Data extract:
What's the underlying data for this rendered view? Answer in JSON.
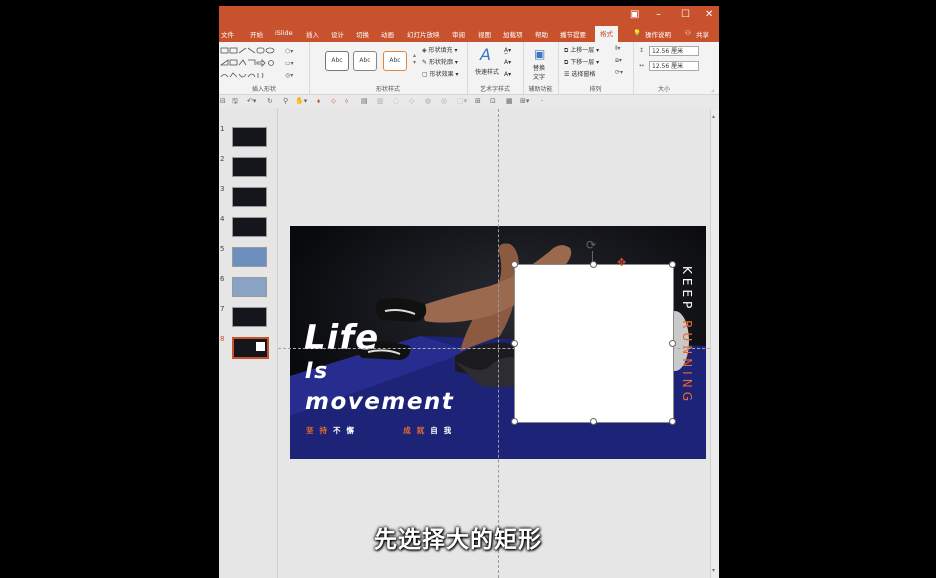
{
  "window": {
    "controls": [
      "▣",
      "–",
      "☐",
      "✕"
    ]
  },
  "tabs": [
    {
      "label": "文件"
    },
    {
      "label": "开始"
    },
    {
      "label": "iSlide"
    },
    {
      "label": "插入"
    },
    {
      "label": "设计"
    },
    {
      "label": "切换"
    },
    {
      "label": "动画"
    },
    {
      "label": "幻灯片放映"
    },
    {
      "label": "审阅"
    },
    {
      "label": "视图"
    },
    {
      "label": "加载项"
    },
    {
      "label": "帮助"
    },
    {
      "label": "播节提要"
    },
    {
      "label": "格式"
    }
  ],
  "tell_me": "操作说明",
  "share": "共享",
  "ribbon": {
    "insert_shapes_label": "插入形状",
    "shape_styles_label": "形状样式",
    "style_sample": "Abc",
    "fill": "形状填充",
    "outline": "形状轮廓",
    "effects": "形状效果",
    "quick_styles": "快速样式",
    "wordart_label": "艺术字样式",
    "alt_text": "替换\n文字",
    "accessibility_label": "辅助功能",
    "bring_forward": "上移一层",
    "send_backward": "下移一层",
    "selection_pane": "选择窗格",
    "arrange_label": "排列",
    "height": "12.56 厘米",
    "width": "12.56 厘米",
    "size_label": "大小"
  },
  "slides": [
    {
      "num": "1"
    },
    {
      "num": "2"
    },
    {
      "num": "3"
    },
    {
      "num": "4"
    },
    {
      "num": "5"
    },
    {
      "num": "6"
    },
    {
      "num": "7"
    },
    {
      "num": "8"
    }
  ],
  "slide_content": {
    "line1": "Life",
    "line2": "Is",
    "line3": "movement",
    "cn_a_orange": "坚持",
    "cn_a_white": "不懈",
    "cn_b_orange": "成就",
    "cn_b_white": "自我",
    "keep": "KEEP",
    "running": "RUNNING"
  },
  "subtitle": "先选择大的矩形",
  "colors": {
    "accent": "#c8522d",
    "slide_orange": "#e8692c"
  }
}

Description of the task: Go through the data above and transcribe it in full, omitting any image.

Task output:
What's the underlying data for this rendered view? Answer in JSON.
{
  "window": {
    "controls": [
      "▣",
      "–",
      "☐",
      "✕"
    ]
  },
  "tabs": [
    {
      "label": "文件"
    },
    {
      "label": "开始"
    },
    {
      "label": "iSlide"
    },
    {
      "label": "插入"
    },
    {
      "label": "设计"
    },
    {
      "label": "切换"
    },
    {
      "label": "动画"
    },
    {
      "label": "幻灯片放映"
    },
    {
      "label": "审阅"
    },
    {
      "label": "视图"
    },
    {
      "label": "加载项"
    },
    {
      "label": "帮助"
    },
    {
      "label": "播节提要"
    },
    {
      "label": "格式"
    }
  ],
  "tell_me": "操作说明",
  "share": "共享",
  "ribbon": {
    "insert_shapes_label": "插入形状",
    "shape_styles_label": "形状样式",
    "style_sample": "Abc",
    "fill": "形状填充",
    "outline": "形状轮廓",
    "effects": "形状效果",
    "quick_styles": "快速样式",
    "wordart_label": "艺术字样式",
    "alt_text": "替换\n文字",
    "accessibility_label": "辅助功能",
    "bring_forward": "上移一层",
    "send_backward": "下移一层",
    "selection_pane": "选择窗格",
    "arrange_label": "排列",
    "height": "12.56 厘米",
    "width": "12.56 厘米",
    "size_label": "大小"
  },
  "slides": [
    {
      "num": "1"
    },
    {
      "num": "2"
    },
    {
      "num": "3"
    },
    {
      "num": "4"
    },
    {
      "num": "5"
    },
    {
      "num": "6"
    },
    {
      "num": "7"
    },
    {
      "num": "8"
    }
  ],
  "slide_content": {
    "line1": "Life",
    "line2": "Is",
    "line3": "movement",
    "cn_a_orange": "坚持",
    "cn_a_white": "不懈",
    "cn_b_orange": "成就",
    "cn_b_white": "自我",
    "keep": "KEEP",
    "running": "RUNNING"
  },
  "subtitle": "先选择大的矩形",
  "colors": {
    "accent": "#c8522d",
    "slide_orange": "#e8692c"
  }
}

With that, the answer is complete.